** EXTRACTED INFORMATION **
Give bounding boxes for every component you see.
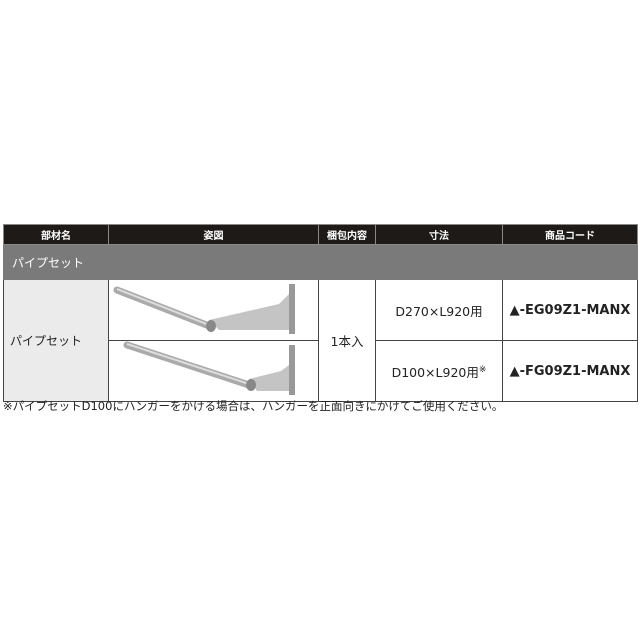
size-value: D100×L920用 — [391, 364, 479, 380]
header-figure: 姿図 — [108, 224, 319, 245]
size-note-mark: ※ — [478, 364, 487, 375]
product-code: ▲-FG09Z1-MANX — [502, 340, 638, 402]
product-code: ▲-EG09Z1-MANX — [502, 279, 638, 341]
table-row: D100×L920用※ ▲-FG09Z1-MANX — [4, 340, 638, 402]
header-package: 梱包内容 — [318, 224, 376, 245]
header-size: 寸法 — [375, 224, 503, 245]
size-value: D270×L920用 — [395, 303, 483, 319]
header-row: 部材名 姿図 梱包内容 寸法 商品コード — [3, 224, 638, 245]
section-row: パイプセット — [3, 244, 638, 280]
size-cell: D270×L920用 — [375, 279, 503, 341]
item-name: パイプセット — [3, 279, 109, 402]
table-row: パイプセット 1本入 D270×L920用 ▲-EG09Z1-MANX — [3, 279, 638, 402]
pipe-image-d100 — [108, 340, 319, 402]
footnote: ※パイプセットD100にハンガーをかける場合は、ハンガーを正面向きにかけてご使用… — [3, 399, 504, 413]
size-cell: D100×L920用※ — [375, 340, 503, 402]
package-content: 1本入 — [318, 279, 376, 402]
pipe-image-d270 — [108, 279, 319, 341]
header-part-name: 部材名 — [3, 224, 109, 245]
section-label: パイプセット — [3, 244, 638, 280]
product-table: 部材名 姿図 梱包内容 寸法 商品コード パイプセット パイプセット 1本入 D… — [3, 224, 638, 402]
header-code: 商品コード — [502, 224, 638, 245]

** EXERCISE OBJECTIVE **
Rewrite all of the lines with every "size-value" changed to "dimension-text", keeping everything else the same. Leave out the pictures.

** TASK SOLUTION **
Give bounding boxes for every component you see.
dimension-text: D100×L920用 — [391, 364, 479, 380]
header-figure: 姿図 — [108, 224, 319, 245]
size-note-mark: ※ — [478, 364, 487, 375]
product-code: ▲-FG09Z1-MANX — [502, 340, 638, 402]
product-code: ▲-EG09Z1-MANX — [502, 279, 638, 341]
table-row: D100×L920用※ ▲-FG09Z1-MANX — [4, 340, 638, 402]
header-package: 梱包内容 — [318, 224, 376, 245]
header-size: 寸法 — [375, 224, 503, 245]
dimension-text: D270×L920用 — [395, 303, 483, 319]
header-row: 部材名 姿図 梱包内容 寸法 商品コード — [3, 224, 638, 245]
section-row: パイプセット — [3, 244, 638, 280]
size-cell: D270×L920用 — [375, 279, 503, 341]
item-name: パイプセット — [3, 279, 109, 402]
table-row: パイプセット 1本入 D270×L920用 ▲-EG09Z1-MANX — [3, 279, 638, 402]
pipe-image-d100 — [108, 340, 319, 402]
footnote: ※パイプセットD100にハンガーをかける場合は、ハンガーを正面向きにかけてご使用… — [3, 399, 504, 413]
size-cell: D100×L920用※ — [375, 340, 503, 402]
package-content: 1本入 — [318, 279, 376, 402]
pipe-image-d270 — [108, 279, 319, 341]
header-part-name: 部材名 — [3, 224, 109, 245]
section-label: パイプセット — [3, 244, 638, 280]
product-table: 部材名 姿図 梱包内容 寸法 商品コード パイプセット パイプセット 1本入 D… — [3, 224, 638, 402]
header-code: 商品コード — [502, 224, 638, 245]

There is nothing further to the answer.